Exercise objective
Check every line of the entries below for the word "contain", and copy the ones that have it.
------------------------------
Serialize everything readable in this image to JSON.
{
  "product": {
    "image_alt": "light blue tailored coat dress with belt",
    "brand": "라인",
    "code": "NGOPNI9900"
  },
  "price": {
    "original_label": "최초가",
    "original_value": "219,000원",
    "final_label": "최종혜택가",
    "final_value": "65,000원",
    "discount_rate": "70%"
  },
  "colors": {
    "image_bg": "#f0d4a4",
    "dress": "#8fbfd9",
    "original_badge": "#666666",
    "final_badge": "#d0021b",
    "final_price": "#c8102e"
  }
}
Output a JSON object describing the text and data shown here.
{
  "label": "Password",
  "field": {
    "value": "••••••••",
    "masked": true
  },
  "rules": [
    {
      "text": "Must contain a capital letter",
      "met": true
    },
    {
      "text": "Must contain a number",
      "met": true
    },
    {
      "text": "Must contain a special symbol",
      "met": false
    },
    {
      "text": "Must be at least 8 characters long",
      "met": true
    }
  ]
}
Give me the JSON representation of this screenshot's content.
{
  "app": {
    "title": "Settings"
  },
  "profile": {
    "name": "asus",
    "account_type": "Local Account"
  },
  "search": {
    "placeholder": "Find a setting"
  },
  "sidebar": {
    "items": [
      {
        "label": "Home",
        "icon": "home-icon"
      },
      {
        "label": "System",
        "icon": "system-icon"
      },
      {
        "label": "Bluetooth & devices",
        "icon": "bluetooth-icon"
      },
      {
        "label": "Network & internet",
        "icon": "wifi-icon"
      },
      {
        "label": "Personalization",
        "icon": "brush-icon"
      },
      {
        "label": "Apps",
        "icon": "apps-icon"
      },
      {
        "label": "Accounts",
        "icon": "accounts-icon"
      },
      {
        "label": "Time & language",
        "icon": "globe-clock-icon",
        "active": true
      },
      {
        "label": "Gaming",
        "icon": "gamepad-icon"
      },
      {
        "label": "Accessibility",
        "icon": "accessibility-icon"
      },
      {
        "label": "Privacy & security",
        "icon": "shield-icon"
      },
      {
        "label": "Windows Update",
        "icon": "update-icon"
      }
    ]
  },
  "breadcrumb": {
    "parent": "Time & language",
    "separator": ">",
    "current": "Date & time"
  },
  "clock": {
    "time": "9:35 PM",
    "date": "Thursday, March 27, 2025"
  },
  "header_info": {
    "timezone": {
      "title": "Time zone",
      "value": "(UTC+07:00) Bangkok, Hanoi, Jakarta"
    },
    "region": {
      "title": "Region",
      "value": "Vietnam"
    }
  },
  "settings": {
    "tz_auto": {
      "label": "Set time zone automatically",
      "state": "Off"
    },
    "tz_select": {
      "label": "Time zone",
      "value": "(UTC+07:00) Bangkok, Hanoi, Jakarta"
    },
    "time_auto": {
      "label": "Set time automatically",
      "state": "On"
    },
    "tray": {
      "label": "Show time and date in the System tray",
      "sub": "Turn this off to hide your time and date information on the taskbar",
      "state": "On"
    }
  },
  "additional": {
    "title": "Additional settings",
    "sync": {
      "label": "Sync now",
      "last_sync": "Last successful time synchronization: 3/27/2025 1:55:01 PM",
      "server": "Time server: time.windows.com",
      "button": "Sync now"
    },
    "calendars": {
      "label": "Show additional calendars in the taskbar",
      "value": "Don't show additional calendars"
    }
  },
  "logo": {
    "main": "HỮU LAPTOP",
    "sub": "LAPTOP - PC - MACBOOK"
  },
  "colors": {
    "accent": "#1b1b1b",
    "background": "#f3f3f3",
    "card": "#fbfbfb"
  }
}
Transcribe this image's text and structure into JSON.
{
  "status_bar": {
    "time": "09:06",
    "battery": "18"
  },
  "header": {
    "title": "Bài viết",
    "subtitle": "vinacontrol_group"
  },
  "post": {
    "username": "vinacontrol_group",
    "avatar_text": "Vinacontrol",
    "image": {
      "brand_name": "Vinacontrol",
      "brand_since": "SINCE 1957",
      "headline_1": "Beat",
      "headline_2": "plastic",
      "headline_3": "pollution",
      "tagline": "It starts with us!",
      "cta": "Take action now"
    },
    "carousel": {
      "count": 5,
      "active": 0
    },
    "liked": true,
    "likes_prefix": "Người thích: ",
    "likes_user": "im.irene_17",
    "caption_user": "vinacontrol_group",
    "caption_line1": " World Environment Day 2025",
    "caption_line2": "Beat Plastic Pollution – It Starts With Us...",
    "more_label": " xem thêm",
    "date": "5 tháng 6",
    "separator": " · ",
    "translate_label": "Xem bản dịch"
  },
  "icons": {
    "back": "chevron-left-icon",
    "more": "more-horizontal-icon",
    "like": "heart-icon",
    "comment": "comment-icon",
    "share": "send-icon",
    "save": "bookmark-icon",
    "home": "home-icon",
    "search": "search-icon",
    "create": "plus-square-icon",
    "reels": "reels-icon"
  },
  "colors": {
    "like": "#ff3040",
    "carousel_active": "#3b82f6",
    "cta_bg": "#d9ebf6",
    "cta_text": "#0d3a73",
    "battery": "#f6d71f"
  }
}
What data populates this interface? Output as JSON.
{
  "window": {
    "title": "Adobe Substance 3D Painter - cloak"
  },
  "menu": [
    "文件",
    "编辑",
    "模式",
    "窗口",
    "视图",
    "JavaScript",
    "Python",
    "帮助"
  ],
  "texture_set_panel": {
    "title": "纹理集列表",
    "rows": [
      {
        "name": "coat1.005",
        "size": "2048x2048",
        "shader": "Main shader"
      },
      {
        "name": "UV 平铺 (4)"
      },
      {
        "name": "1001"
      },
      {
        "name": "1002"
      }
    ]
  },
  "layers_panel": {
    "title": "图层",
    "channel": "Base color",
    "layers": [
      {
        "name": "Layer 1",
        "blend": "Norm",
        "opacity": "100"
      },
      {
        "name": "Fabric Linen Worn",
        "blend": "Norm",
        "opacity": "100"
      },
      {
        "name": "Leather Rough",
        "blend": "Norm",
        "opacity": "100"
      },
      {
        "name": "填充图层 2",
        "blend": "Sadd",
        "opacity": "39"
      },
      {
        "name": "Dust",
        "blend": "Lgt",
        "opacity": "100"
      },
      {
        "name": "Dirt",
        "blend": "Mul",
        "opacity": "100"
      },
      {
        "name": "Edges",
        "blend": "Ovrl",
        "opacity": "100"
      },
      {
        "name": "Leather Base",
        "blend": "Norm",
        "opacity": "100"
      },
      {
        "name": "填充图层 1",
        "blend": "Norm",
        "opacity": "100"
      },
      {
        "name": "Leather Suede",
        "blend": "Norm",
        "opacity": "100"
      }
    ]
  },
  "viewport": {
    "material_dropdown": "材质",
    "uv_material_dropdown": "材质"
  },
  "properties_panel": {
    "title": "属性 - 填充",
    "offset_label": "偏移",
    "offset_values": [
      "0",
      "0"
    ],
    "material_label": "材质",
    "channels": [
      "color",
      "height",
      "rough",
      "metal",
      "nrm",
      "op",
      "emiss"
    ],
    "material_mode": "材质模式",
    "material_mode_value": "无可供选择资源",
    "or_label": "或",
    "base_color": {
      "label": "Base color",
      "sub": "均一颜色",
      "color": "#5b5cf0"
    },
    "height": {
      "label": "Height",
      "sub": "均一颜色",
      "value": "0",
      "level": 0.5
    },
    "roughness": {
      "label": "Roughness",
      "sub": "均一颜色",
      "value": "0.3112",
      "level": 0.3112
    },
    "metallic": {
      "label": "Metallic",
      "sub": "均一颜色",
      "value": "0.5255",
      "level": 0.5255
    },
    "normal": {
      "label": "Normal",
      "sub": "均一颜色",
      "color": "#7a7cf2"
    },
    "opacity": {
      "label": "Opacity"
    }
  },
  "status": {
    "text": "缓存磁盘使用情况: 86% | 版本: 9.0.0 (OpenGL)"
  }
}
------------------------------
Exercise result
      "text": "Must contain a capital letter",
      "text": "Must contain a number",
      "text": "Must contain a special symbol",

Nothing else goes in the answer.